DATA TO USE:
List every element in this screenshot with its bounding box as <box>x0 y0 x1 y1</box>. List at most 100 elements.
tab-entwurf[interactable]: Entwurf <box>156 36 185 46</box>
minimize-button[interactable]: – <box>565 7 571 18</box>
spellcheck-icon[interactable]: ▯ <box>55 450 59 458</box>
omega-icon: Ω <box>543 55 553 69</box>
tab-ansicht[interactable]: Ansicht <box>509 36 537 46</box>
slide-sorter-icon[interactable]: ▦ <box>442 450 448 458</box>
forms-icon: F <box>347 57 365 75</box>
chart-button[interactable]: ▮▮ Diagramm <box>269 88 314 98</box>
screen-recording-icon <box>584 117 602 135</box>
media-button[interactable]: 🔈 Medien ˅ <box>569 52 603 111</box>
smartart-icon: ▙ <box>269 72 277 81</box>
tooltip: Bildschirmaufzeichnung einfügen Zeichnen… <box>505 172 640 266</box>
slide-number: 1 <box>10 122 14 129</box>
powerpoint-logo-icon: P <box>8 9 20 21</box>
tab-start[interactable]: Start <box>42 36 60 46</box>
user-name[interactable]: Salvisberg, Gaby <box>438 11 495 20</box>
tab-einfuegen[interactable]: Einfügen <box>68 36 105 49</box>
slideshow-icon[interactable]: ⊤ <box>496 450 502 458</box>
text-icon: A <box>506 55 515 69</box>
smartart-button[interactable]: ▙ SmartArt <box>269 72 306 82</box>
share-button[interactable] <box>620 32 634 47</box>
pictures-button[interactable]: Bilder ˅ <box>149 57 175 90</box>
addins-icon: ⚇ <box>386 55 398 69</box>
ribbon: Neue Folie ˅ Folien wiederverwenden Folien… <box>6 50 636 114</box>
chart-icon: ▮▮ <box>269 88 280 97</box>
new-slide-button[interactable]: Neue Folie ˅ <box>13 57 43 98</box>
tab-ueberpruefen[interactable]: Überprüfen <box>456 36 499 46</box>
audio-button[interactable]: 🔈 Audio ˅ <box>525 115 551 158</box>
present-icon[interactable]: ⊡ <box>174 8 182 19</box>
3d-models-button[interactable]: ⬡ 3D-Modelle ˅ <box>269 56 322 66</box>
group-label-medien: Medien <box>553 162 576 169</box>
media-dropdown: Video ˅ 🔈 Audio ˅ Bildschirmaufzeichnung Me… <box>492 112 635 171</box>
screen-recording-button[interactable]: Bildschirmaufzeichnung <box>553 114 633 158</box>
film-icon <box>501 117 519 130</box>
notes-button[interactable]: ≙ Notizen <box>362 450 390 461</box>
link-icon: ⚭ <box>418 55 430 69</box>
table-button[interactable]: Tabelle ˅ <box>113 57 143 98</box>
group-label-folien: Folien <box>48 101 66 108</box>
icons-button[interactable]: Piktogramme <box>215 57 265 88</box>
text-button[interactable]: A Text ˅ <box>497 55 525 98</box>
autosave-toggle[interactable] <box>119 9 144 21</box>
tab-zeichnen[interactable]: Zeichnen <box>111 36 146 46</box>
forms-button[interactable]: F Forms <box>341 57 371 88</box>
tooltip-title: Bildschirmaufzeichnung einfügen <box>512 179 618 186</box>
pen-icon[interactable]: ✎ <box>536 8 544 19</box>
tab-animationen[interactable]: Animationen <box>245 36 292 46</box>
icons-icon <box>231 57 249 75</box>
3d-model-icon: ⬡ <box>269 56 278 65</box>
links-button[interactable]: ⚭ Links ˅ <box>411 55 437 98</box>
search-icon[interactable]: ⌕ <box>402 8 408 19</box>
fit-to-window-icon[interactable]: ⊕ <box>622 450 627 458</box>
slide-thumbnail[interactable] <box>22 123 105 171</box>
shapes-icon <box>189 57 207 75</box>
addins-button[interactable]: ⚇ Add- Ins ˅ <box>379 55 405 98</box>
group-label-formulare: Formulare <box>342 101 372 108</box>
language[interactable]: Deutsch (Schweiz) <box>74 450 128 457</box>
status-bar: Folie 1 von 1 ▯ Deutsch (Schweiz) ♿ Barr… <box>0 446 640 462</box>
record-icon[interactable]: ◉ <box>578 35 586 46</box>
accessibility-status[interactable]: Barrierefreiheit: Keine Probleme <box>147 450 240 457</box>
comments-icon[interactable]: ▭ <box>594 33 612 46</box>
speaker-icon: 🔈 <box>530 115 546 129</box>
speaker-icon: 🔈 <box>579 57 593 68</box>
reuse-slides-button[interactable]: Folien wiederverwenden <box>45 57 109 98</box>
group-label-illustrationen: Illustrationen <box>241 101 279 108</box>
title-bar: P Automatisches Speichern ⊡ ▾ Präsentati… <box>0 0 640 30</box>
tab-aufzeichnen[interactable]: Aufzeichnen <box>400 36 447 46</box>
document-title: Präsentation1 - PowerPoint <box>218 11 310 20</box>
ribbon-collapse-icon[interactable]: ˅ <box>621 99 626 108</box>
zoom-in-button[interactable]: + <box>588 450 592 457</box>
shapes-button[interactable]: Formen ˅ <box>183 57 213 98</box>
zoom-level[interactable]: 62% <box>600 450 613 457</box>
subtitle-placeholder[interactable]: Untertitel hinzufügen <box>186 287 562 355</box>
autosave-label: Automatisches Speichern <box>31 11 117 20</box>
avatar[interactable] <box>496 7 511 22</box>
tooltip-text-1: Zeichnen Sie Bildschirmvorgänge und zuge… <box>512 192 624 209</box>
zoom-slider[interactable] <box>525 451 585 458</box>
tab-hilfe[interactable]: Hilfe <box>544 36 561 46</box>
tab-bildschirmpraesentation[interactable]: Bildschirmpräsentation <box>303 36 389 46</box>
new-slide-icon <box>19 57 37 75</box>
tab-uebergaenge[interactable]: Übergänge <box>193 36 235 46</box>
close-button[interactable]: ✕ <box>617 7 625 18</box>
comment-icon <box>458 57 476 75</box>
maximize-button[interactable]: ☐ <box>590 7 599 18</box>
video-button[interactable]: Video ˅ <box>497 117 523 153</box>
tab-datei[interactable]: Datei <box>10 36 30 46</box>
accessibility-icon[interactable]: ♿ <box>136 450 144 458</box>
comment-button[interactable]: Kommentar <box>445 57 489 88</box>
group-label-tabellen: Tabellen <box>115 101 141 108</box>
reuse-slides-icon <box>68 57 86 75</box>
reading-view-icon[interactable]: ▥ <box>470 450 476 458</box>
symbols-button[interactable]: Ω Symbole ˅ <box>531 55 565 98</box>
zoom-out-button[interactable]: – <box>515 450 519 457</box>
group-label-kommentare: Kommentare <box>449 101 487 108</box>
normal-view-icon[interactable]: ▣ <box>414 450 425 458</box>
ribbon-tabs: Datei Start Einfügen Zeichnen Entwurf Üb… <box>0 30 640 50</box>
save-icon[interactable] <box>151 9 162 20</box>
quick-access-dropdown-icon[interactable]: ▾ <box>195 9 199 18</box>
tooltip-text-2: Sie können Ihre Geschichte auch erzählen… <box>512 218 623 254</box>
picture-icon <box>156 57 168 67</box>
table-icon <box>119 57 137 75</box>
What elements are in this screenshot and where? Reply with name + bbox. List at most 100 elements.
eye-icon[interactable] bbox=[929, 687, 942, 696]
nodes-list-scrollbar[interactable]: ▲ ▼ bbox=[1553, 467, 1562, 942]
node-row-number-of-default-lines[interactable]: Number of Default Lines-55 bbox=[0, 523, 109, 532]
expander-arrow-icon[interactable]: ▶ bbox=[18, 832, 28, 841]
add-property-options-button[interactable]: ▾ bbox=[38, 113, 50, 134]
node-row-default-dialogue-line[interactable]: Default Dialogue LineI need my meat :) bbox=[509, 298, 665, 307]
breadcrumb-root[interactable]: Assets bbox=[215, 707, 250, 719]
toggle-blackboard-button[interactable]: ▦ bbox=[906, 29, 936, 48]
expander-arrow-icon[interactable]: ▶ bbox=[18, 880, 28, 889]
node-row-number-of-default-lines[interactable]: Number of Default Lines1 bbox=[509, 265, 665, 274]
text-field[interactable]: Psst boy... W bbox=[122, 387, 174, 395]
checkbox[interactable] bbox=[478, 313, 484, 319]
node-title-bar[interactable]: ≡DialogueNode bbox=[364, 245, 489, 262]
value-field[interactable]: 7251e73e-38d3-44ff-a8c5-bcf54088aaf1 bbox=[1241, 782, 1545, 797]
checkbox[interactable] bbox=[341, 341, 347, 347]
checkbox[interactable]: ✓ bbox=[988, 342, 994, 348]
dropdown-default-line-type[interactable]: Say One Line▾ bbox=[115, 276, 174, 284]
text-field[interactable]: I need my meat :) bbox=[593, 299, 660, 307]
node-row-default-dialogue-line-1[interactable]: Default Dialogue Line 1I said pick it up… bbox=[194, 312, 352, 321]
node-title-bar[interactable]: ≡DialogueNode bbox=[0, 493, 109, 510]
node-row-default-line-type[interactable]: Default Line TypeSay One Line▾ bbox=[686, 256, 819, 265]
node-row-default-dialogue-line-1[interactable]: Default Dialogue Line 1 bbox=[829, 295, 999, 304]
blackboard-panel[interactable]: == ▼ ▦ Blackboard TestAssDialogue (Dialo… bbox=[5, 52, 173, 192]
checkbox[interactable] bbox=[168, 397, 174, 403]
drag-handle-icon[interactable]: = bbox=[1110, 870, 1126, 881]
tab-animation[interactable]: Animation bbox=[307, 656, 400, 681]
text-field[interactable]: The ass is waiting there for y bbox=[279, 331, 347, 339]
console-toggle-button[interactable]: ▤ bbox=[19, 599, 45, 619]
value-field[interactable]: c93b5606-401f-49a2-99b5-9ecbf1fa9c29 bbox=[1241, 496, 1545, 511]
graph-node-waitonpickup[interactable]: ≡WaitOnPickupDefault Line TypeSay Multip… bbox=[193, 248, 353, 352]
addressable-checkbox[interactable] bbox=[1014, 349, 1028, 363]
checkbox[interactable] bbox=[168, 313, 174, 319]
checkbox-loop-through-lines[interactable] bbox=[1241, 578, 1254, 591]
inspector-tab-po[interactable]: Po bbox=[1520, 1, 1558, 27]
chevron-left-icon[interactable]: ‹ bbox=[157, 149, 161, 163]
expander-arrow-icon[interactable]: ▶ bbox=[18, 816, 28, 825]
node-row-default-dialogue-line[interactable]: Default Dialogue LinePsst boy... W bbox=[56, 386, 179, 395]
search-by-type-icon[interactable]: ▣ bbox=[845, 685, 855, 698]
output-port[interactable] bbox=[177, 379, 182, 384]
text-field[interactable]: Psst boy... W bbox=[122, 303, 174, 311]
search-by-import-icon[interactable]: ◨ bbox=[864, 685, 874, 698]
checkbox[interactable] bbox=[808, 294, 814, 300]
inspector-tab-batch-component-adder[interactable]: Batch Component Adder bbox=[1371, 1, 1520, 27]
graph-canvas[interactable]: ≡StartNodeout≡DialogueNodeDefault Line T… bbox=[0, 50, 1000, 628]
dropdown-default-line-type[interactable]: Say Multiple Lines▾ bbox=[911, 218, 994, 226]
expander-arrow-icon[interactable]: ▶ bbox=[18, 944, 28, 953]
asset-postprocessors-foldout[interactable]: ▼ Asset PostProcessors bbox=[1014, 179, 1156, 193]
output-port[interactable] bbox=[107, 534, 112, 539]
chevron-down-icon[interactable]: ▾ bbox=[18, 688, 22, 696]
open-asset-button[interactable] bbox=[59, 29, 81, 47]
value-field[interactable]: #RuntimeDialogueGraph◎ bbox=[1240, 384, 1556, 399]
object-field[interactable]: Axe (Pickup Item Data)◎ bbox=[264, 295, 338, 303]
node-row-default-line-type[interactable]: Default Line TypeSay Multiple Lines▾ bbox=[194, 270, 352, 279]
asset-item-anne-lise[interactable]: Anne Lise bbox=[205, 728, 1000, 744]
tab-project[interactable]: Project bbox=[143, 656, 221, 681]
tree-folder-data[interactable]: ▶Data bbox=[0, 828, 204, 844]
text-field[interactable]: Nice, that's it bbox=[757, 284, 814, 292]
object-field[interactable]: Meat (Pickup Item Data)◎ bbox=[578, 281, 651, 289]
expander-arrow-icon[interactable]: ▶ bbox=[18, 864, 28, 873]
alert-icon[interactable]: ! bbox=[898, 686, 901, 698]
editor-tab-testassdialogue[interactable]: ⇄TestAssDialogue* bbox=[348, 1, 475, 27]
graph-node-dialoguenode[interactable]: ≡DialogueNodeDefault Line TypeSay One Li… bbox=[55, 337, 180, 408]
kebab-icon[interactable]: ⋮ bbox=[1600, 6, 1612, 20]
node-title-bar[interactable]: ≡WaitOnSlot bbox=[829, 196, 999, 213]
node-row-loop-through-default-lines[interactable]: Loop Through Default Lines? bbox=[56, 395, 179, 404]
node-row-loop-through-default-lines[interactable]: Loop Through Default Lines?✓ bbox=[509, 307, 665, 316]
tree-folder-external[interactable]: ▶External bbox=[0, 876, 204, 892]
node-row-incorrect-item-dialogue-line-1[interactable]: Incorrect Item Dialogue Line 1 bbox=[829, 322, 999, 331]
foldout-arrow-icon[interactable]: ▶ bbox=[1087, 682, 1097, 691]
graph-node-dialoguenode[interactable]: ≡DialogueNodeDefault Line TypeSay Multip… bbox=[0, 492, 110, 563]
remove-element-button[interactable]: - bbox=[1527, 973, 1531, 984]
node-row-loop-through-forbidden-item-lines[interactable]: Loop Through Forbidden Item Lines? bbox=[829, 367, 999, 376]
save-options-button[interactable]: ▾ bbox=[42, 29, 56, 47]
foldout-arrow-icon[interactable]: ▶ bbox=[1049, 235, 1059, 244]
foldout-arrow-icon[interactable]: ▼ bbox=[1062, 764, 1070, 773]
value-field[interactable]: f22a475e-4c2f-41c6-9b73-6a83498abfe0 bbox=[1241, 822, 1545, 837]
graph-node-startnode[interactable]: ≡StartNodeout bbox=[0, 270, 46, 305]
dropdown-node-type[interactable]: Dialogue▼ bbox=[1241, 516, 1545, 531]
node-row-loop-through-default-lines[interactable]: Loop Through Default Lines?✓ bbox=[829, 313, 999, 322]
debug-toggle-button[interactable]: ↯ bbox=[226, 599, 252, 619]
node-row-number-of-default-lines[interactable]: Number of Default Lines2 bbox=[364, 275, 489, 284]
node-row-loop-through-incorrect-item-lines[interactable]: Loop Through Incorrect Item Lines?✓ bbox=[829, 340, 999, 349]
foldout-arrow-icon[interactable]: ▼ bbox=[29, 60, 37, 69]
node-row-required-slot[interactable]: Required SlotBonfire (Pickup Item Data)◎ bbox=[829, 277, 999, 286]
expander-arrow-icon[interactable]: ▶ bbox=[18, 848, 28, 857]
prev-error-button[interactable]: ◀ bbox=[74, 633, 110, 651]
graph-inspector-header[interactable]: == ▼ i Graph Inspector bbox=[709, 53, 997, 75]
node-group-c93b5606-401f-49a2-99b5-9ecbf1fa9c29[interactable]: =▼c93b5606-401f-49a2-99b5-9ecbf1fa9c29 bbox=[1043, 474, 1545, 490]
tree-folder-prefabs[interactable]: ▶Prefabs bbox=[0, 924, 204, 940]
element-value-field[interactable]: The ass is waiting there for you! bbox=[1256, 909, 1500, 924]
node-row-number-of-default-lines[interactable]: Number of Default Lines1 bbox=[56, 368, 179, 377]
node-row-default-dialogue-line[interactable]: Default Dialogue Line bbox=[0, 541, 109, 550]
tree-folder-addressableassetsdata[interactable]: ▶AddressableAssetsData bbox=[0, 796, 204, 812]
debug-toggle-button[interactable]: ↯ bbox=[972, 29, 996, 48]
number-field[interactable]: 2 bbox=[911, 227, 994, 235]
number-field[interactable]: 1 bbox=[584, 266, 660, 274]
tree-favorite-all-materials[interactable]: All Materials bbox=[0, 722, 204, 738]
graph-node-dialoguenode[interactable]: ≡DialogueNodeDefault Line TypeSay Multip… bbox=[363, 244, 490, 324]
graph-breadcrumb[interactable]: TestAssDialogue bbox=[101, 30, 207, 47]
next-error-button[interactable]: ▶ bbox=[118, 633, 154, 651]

WHAT IS REQUIRED: Count the lines in the entries above that contain the string "Schweiz". Reply with that number only.

EXERCISE RESULT: 2